▸ **TASK STATEMENT**
Collect and copy every line of the entries that contains the word "their". Case counts.

▸ **INPUT MATERIAL**

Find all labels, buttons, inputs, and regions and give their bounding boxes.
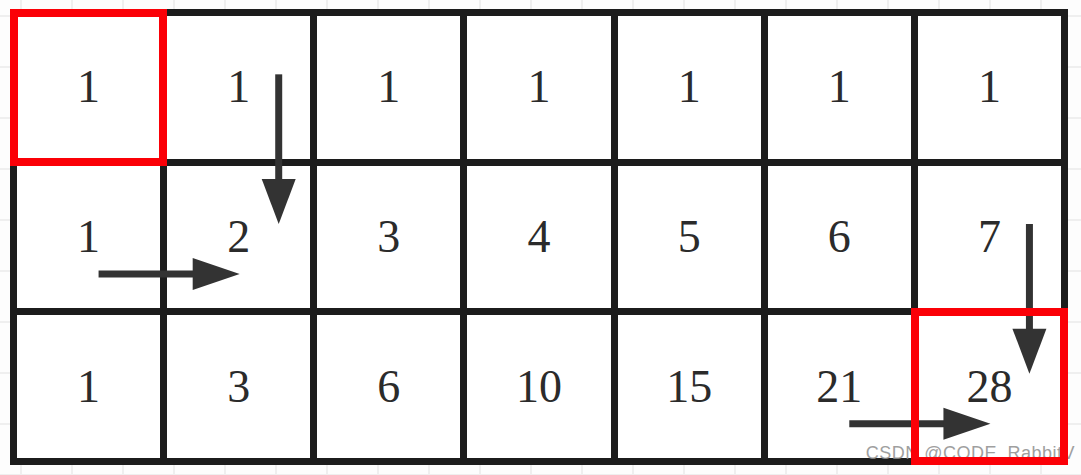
watermark: CSDN @CODE_RabbitV xyxy=(866,443,1075,464)
cell-r0c2: 1 xyxy=(317,16,460,159)
cell-r0c6: 1 xyxy=(918,16,1061,159)
cell-r2c4: 15 xyxy=(618,315,761,458)
cell-r2c1: 3 xyxy=(167,315,310,458)
dp-grid: 1111111123456713610152128 xyxy=(10,9,1068,465)
cell-r1c4: 5 xyxy=(618,166,761,309)
cell-r0c4: 1 xyxy=(618,16,761,159)
cell-r2c2: 6 xyxy=(317,315,460,458)
cell-r1c2: 3 xyxy=(317,166,460,309)
cell-r1c0: 1 xyxy=(17,166,160,309)
cell-r0c1: 1 xyxy=(167,16,310,159)
cell-r0c3: 1 xyxy=(467,16,610,159)
cell-r2c6: 28 xyxy=(918,315,1061,458)
cell-r2c0: 1 xyxy=(17,315,160,458)
dp-diagram-canvas: 1111111123456713610152128 CSDN @CODE_Rab… xyxy=(0,0,1081,475)
cell-r2c3: 10 xyxy=(467,315,610,458)
cell-r1c1: 2 xyxy=(167,166,310,309)
cell-r1c6: 7 xyxy=(918,166,1061,309)
cell-r0c0: 1 xyxy=(17,16,160,159)
cell-r1c5: 6 xyxy=(768,166,911,309)
cell-r2c5: 21 xyxy=(768,315,911,458)
cell-r1c3: 4 xyxy=(467,166,610,309)
cell-r0c5: 1 xyxy=(768,16,911,159)
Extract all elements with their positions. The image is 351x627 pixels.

▸ **EXERCISE RESPONSE**
Find all labels, buttons, inputs, and regions and give their bounding boxes.
Extract all elements with their positions. The image is 351x627 pixels.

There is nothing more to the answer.